* begin INPUT RECORDS *

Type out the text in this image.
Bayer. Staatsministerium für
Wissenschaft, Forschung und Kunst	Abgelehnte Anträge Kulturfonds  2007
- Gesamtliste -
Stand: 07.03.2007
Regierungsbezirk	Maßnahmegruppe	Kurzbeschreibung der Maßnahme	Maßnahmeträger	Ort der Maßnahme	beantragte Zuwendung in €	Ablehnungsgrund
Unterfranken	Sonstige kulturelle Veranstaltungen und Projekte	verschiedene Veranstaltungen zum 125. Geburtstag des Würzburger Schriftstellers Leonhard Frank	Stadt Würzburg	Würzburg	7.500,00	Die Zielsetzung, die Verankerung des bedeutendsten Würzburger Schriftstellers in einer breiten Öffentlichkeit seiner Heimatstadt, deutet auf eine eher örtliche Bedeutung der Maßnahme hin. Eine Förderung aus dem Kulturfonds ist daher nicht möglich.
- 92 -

* end INPUT RECORDS *

**DIRECTIONS:** Repeat every record, exactly as written.

**EXPECTED ANSWER:**
Type out the text in this image.
Bayer. Staatsministerium für
Wissenschaft, Forschung und Kunst	Abgelehnte Anträge Kulturfonds  2007
- Gesamtliste -
Stand: 07.03.2007
Regierungsbezirk	Maßnahmegruppe	Kurzbeschreibung der Maßnahme	Maßnahmeträger	Ort der Maßnahme	beantragte Zuwendung in €	Ablehnungsgrund
Unterfranken	Sonstige kulturelle Veranstaltungen und Projekte	verschiedene Veranstaltungen zum 125. Geburtstag des Würzburger Schriftstellers Leonhard Frank	Stadt Würzburg	Würzburg	7.500,00	Die Zielsetzung, die Verankerung des bedeutendsten Würzburger Schriftstellers in einer breiten Öffentlichkeit seiner Heimatstadt, deutet auf eine eher örtliche Bedeutung der Maßnahme hin. Eine Förderung aus dem Kulturfonds ist daher nicht möglich.
- 92 -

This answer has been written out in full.